-- SET PROBLEM --
Every entry below should be transcribed exactly; pictures stay out of the copy.

----

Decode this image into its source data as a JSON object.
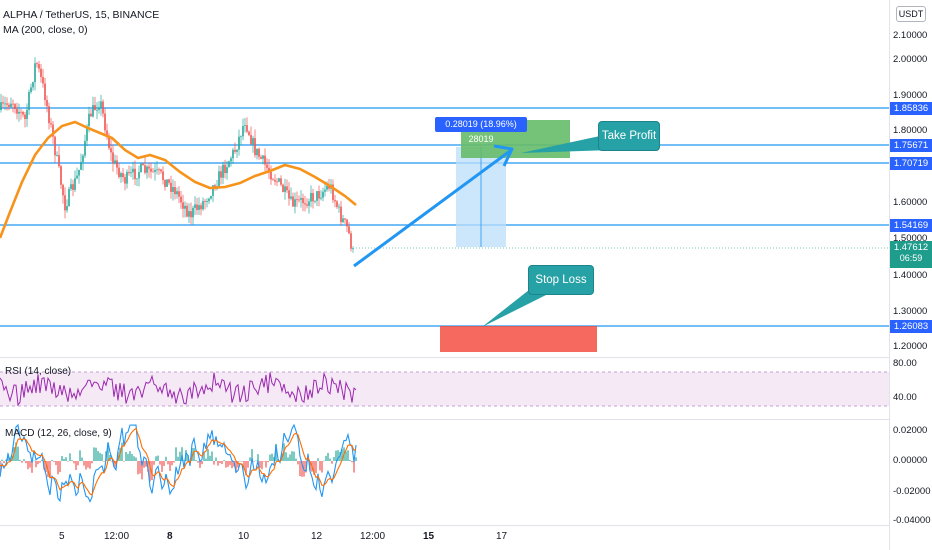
{
  "header": {
    "symbol_line": "ALPHA / TetherUS, 15, BINANCE",
    "ma_label": "MA (200, close, 0)",
    "currency": "USDT"
  },
  "price_axis": [
    "2.10000",
    "2.00000",
    "1.90000",
    "1.80000",
    "1.60000",
    "1.50000",
    "1.40000",
    "1.30000",
    "1.20000"
  ],
  "levels": [
    "1.85836",
    "1.75671",
    "1.70719",
    "1.54169",
    "1.26083"
  ],
  "current_price": {
    "value": "1.47612",
    "countdown": "06:59"
  },
  "position_box": {
    "label": "0.28019 (18.96%) 28019"
  },
  "callouts": {
    "take_profit": "Take Profit",
    "stop_loss": "Stop Loss"
  },
  "rsi": {
    "label": "RSI (14, close)",
    "axis": [
      "80.00",
      "40.00"
    ]
  },
  "macd": {
    "label": "MACD (12, 26, close, 9)",
    "axis": [
      "0.02000",
      "0.00000",
      "-0.02000",
      "-0.04000"
    ]
  },
  "time_axis": [
    "5",
    "12:00",
    "8",
    "10",
    "12",
    "12:00",
    "15",
    "17"
  ],
  "colors": {
    "up": "#26a69a",
    "down": "#ef5350",
    "ma": "#f7931a",
    "level": "#2196f3",
    "rsi_line": "#9c27b0",
    "macd": "#2196f3",
    "signal": "#ff6d00",
    "tp_box": "#66bb6a",
    "sl_box": "#f44336",
    "callout": "#26a1a6"
  }
}
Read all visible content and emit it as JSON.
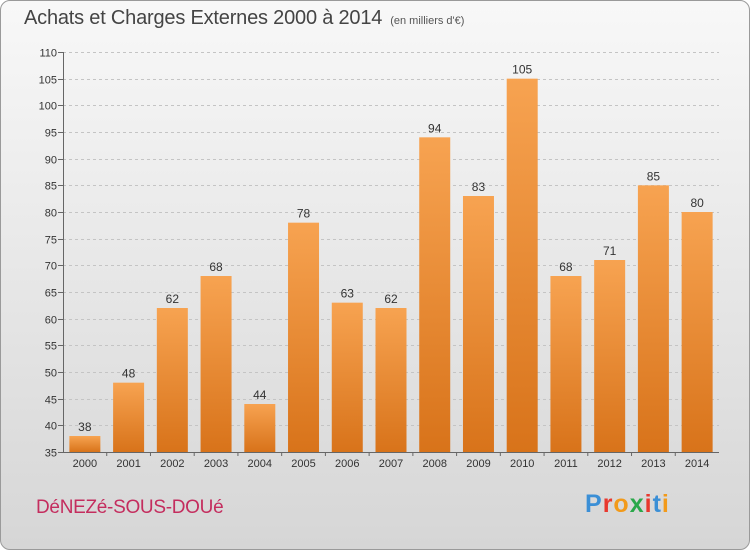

----

-- TASK OUTPUT --
Decode this image into its source data as a JSON object.
{
  "header": {
    "symbol_line": "ALPHA / TetherUS, 15, BINANCE",
    "ma_label": "MA (200, close, 0)",
    "currency": "USDT"
  },
  "price_axis": [
    "2.10000",
    "2.00000",
    "1.90000",
    "1.80000",
    "1.60000",
    "1.50000",
    "1.40000",
    "1.30000",
    "1.20000"
  ],
  "levels": [
    "1.85836",
    "1.75671",
    "1.70719",
    "1.54169",
    "1.26083"
  ],
  "current_price": {
    "value": "1.47612",
    "countdown": "06:59"
  },
  "position_box": {
    "label": "0.28019 (18.96%) 28019"
  },
  "callouts": {
    "take_profit": "Take Profit",
    "stop_loss": "Stop Loss"
  },
  "rsi": {
    "label": "RSI (14, close)",
    "axis": [
      "80.00",
      "40.00"
    ]
  },
  "macd": {
    "label": "MACD (12, 26, close, 9)",
    "axis": [
      "0.02000",
      "0.00000",
      "-0.02000",
      "-0.04000"
    ]
  },
  "time_axis": [
    "5",
    "12:00",
    "8",
    "10",
    "12",
    "12:00",
    "15",
    "17"
  ],
  "colors": {
    "up": "#26a69a",
    "down": "#ef5350",
    "ma": "#f7931a",
    "level": "#2196f3",
    "rsi_line": "#9c27b0",
    "macd": "#2196f3",
    "signal": "#ff6d00",
    "tp_box": "#66bb6a",
    "sl_box": "#f44336",
    "callout": "#26a1a6"
  }
}
Read all visible content and emit it as JSON.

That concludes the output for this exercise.